— START —
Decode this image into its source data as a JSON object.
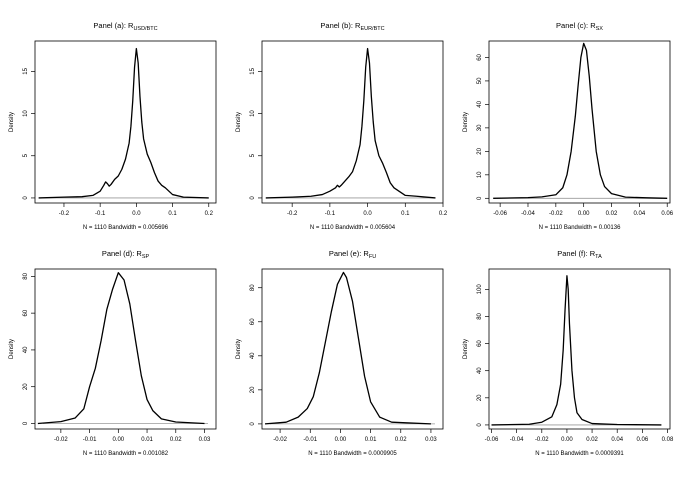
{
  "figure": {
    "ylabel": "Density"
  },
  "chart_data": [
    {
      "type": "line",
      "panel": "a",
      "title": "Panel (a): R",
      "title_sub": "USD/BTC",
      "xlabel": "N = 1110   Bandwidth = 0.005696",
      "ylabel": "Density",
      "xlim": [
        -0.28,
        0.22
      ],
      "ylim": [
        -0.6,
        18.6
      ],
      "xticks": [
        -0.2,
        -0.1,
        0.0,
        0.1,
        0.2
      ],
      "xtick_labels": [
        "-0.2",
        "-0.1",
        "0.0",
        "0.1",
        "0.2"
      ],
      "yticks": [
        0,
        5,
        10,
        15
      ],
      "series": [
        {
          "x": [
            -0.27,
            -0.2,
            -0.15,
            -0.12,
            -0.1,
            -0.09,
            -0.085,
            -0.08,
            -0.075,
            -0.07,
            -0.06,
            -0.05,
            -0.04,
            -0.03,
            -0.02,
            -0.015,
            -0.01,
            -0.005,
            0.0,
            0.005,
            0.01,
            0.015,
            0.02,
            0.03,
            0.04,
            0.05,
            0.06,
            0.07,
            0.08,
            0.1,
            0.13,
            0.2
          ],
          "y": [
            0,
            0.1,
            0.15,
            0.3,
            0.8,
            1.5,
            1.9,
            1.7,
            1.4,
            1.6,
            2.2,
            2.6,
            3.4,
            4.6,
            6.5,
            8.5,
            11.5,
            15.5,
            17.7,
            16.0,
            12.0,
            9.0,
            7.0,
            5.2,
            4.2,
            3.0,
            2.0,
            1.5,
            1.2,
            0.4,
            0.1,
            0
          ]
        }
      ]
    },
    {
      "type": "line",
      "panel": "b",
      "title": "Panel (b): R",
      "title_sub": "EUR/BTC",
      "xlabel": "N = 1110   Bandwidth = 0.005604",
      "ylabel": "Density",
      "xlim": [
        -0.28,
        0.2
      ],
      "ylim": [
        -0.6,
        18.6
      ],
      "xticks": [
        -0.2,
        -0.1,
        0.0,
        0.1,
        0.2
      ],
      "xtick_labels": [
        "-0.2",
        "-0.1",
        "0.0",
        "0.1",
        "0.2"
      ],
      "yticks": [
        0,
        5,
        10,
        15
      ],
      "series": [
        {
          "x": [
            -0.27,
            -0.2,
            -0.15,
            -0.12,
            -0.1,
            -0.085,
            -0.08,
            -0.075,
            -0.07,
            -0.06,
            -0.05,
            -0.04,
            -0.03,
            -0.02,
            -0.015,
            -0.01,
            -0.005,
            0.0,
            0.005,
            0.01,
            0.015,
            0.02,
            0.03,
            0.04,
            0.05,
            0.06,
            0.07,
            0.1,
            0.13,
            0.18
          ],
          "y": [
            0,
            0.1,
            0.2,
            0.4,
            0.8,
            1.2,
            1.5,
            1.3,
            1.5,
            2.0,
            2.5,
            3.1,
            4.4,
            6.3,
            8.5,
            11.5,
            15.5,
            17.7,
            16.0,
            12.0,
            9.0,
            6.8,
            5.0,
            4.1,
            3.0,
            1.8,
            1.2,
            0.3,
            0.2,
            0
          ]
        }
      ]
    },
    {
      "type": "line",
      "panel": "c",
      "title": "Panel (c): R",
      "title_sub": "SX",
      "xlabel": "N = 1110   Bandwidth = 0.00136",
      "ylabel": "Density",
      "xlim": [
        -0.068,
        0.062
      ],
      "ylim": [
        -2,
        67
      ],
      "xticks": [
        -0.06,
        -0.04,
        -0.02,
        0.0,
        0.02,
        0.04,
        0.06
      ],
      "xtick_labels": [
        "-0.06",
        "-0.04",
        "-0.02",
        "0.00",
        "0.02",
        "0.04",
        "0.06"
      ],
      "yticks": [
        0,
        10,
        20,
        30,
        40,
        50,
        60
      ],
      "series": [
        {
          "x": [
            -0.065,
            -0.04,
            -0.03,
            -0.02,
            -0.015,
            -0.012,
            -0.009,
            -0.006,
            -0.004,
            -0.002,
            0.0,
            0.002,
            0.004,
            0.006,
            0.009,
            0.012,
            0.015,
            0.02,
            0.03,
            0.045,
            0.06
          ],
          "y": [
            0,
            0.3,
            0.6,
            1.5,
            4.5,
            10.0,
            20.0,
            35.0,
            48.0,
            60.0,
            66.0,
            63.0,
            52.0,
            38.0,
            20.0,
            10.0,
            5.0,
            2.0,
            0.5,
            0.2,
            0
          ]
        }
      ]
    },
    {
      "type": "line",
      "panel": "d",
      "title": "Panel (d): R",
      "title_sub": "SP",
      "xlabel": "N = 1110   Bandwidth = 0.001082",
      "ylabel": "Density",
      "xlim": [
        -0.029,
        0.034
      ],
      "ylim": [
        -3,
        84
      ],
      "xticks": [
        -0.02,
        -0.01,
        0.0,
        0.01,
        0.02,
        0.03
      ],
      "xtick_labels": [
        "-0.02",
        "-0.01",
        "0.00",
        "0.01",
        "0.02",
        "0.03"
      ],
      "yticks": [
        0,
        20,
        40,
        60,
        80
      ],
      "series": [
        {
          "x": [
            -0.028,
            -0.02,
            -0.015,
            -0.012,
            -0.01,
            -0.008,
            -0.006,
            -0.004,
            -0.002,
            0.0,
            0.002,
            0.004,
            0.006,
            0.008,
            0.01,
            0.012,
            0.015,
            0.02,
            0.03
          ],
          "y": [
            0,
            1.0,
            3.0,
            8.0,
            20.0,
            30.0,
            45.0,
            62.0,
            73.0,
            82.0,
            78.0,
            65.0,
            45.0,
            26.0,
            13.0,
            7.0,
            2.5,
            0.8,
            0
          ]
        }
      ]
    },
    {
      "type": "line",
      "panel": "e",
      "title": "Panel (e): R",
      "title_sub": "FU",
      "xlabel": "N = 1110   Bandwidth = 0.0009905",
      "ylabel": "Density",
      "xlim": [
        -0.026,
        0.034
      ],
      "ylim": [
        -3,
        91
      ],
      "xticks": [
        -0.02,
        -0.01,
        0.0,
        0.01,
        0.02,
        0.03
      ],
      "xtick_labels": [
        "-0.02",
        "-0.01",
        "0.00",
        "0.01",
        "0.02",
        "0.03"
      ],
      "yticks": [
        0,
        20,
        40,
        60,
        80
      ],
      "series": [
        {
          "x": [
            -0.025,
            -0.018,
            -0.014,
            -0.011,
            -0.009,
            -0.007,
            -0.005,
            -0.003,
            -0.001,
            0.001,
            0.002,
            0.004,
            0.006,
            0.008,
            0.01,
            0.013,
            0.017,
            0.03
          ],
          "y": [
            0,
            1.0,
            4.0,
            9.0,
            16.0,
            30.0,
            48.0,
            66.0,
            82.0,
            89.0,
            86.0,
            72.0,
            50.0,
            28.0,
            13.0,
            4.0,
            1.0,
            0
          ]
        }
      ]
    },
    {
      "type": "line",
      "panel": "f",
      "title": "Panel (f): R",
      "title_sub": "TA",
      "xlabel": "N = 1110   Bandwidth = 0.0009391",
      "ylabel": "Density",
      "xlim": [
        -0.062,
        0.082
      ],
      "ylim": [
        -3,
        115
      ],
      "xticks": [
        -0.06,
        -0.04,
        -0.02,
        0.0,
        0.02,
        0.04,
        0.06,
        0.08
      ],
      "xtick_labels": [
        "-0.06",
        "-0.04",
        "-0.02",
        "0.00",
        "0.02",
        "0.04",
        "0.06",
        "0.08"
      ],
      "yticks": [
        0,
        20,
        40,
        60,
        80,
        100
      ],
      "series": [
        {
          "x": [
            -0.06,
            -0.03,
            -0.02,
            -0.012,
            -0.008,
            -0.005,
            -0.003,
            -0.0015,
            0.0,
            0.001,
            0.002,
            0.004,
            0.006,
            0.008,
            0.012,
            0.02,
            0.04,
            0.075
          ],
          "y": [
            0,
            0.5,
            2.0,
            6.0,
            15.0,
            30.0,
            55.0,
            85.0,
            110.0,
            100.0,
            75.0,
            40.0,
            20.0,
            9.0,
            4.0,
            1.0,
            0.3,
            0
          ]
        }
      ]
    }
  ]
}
— END —
■ **EXERCISE PROMPT**
Check each line above for the string "Bandwidth" and show the ones that have it.

■ **THE ANSWER**
      "xlabel": "N = 1110   Bandwidth = 0.005696",
      "xlabel": "N = 1110   Bandwidth = 0.005604",
      "xlabel": "N = 1110   Bandwidth = 0.00136",
      "xlabel": "N = 1110   Bandwidth = 0.001082",
      "xlabel": "N = 1110   Bandwidth = 0.0009905",
      "xlabel": "N = 1110   Bandwidth = 0.0009391",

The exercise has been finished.